SUPPLIED RECORDS:
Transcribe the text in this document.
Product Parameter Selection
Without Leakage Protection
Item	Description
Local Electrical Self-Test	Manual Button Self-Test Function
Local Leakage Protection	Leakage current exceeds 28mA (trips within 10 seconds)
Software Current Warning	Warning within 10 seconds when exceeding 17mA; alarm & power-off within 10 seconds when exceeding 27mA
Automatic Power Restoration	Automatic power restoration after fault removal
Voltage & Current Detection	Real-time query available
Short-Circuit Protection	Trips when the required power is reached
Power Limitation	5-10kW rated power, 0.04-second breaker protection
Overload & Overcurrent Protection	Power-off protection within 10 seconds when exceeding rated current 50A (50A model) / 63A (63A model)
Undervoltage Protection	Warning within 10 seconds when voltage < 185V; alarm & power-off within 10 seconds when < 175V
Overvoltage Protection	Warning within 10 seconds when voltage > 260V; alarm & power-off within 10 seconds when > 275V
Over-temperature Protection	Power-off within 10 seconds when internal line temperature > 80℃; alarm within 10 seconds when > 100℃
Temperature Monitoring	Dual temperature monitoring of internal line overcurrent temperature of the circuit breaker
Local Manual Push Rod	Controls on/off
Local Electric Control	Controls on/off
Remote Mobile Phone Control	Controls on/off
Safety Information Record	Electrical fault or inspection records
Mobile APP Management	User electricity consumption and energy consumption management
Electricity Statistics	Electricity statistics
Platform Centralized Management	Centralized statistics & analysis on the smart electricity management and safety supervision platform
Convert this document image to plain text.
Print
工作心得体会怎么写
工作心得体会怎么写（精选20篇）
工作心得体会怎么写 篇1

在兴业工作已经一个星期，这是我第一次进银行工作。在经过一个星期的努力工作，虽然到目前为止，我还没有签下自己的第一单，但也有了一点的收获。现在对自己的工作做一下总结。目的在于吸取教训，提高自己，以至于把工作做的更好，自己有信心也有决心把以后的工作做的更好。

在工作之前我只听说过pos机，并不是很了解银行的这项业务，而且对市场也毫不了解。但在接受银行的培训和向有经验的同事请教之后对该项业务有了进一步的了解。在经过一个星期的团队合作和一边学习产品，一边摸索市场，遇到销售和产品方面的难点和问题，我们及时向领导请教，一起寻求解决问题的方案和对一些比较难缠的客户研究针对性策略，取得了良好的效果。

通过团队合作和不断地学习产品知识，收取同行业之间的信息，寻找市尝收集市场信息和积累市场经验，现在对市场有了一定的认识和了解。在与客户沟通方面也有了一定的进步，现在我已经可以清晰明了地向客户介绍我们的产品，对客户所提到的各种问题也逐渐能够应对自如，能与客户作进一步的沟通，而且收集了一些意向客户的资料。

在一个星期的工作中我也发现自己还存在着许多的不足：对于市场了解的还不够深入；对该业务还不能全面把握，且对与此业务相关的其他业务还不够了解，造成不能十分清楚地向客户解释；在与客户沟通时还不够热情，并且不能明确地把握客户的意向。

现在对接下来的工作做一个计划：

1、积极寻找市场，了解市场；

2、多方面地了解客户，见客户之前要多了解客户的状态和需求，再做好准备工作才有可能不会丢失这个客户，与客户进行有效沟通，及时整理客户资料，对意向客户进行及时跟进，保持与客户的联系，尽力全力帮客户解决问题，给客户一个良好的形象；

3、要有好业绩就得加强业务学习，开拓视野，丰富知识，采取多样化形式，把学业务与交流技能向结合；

WHAT TO WORK ON:
Search the data for the word "fault" and copy each line where it appears.

WRITTEN SOLUTION:
Automatic Power Restoration	Automatic power restoration after fault removal
Safety Information Record	Electrical fault or inspection records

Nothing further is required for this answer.